> [WHAT THE TASK ASKS]
Nothing but the images is to be left out of your exact copy of the entries.

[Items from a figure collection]
*** Begin section ***

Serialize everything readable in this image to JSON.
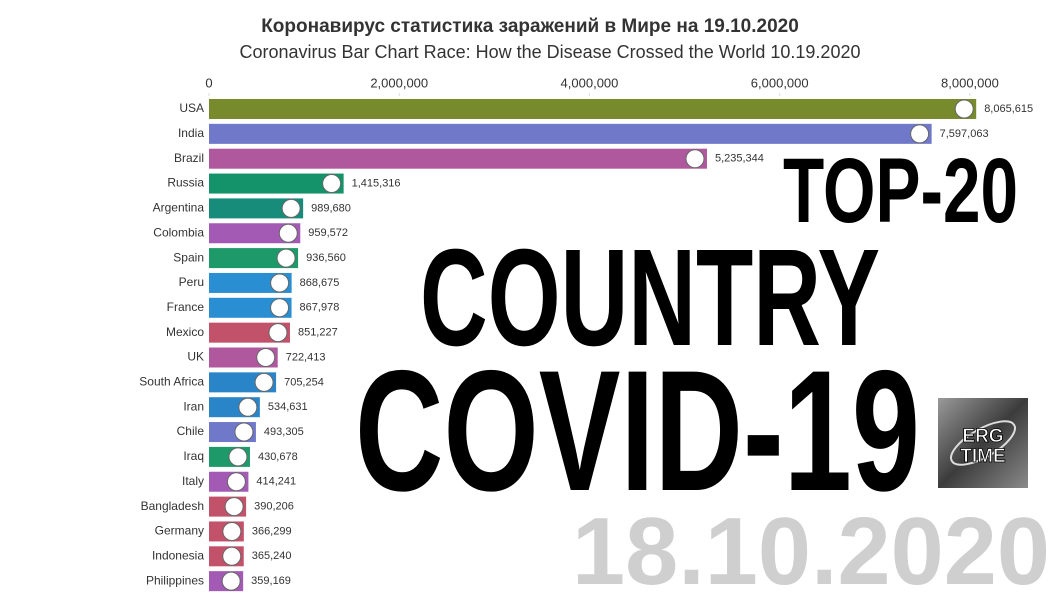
{
  "chart_data": {
    "type": "bar",
    "orientation": "horizontal",
    "title": "Коронавирус статистика заражений в Мире на 19.10.2020",
    "subtitle": "Coronavirus Bar Chart Race: How the Disease Crossed the World 10.19.2020",
    "categories": [
      "USA",
      "India",
      "Brazil",
      "Russia",
      "Argentina",
      "Colombia",
      "Spain",
      "Peru",
      "France",
      "Mexico",
      "UK",
      "South Africa",
      "Iran",
      "Chile",
      "Iraq",
      "Italy",
      "Bangladesh",
      "Germany",
      "Indonesia",
      "Philippines"
    ],
    "values": [
      8065615,
      7597063,
      5235344,
      1415316,
      989680,
      959572,
      936560,
      868675,
      867978,
      851227,
      722413,
      705254,
      534631,
      493305,
      430678,
      414241,
      390206,
      366299,
      365240,
      359169
    ],
    "value_labels": [
      "8,065,615",
      "7,597,063",
      "5,235,344",
      "1,415,316",
      "989,680",
      "959,572",
      "936,560",
      "868,675",
      "867,978",
      "851,227",
      "722,413",
      "705,254",
      "534,631",
      "493,305",
      "430,678",
      "414,241",
      "390,206",
      "366,299",
      "365,240",
      "359,169"
    ],
    "colors": [
      "#778a2c",
      "#6f78c9",
      "#b0589e",
      "#14936a",
      "#178c7b",
      "#a35ab4",
      "#1e9a6a",
      "#2a8ed2",
      "#2a8ed2",
      "#c2526a",
      "#b0589e",
      "#2a84c8",
      "#2a84c8",
      "#6f78c9",
      "#1e9a6a",
      "#a35ab4",
      "#c2526a",
      "#c2526a",
      "#c2526a",
      "#a35ab4"
    ],
    "xlim": [
      0,
      8400000
    ],
    "xticks": [
      0,
      {
        "value": 2000000,
        "label": "2,000,000"
      },
      {
        "value": 4000000,
        "label": "4,000,000"
      },
      {
        "value": 6000000,
        "label": "6,000,000"
      },
      {
        "value": 8000000,
        "label": "8,000,000"
      }
    ],
    "overlay": {
      "top": "TOP-20",
      "country": "COUNTRY",
      "covid": "COVID-19",
      "date": "18.10.2020",
      "logo_line1": "ERG",
      "logo_line2": "TIME"
    }
  }
}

*** End section ***

> [RESULT FOR THIS TASK]
Serialize everything readable in this image to JSON.
{
  "chart_data": {
    "type": "bar",
    "orientation": "horizontal",
    "title": "Коронавирус статистика заражений в Мире на 19.10.2020",
    "subtitle": "Coronavirus Bar Chart Race: How the Disease Crossed the World 10.19.2020",
    "categories": [
      "USA",
      "India",
      "Brazil",
      "Russia",
      "Argentina",
      "Colombia",
      "Spain",
      "Peru",
      "France",
      "Mexico",
      "UK",
      "South Africa",
      "Iran",
      "Chile",
      "Iraq",
      "Italy",
      "Bangladesh",
      "Germany",
      "Indonesia",
      "Philippines"
    ],
    "values": [
      8065615,
      7597063,
      5235344,
      1415316,
      989680,
      959572,
      936560,
      868675,
      867978,
      851227,
      722413,
      705254,
      534631,
      493305,
      430678,
      414241,
      390206,
      366299,
      365240,
      359169
    ],
    "value_labels": [
      "8,065,615",
      "7,597,063",
      "5,235,344",
      "1,415,316",
      "989,680",
      "959,572",
      "936,560",
      "868,675",
      "867,978",
      "851,227",
      "722,413",
      "705,254",
      "534,631",
      "493,305",
      "430,678",
      "414,241",
      "390,206",
      "366,299",
      "365,240",
      "359,169"
    ],
    "colors": [
      "#778a2c",
      "#6f78c9",
      "#b0589e",
      "#14936a",
      "#178c7b",
      "#a35ab4",
      "#1e9a6a",
      "#2a8ed2",
      "#2a8ed2",
      "#c2526a",
      "#b0589e",
      "#2a84c8",
      "#2a84c8",
      "#6f78c9",
      "#1e9a6a",
      "#a35ab4",
      "#c2526a",
      "#c2526a",
      "#c2526a",
      "#a35ab4"
    ],
    "xlim": [
      0,
      8400000
    ],
    "xticks": [
      0,
      {
        "value": 2000000,
        "label": "2,000,000"
      },
      {
        "value": 4000000,
        "label": "4,000,000"
      },
      {
        "value": 6000000,
        "label": "6,000,000"
      },
      {
        "value": 8000000,
        "label": "8,000,000"
      }
    ],
    "overlay": {
      "top": "TOP-20",
      "country": "COUNTRY",
      "covid": "COVID-19",
      "date": "18.10.2020",
      "logo_line1": "ERG",
      "logo_line2": "TIME"
    }
  }
}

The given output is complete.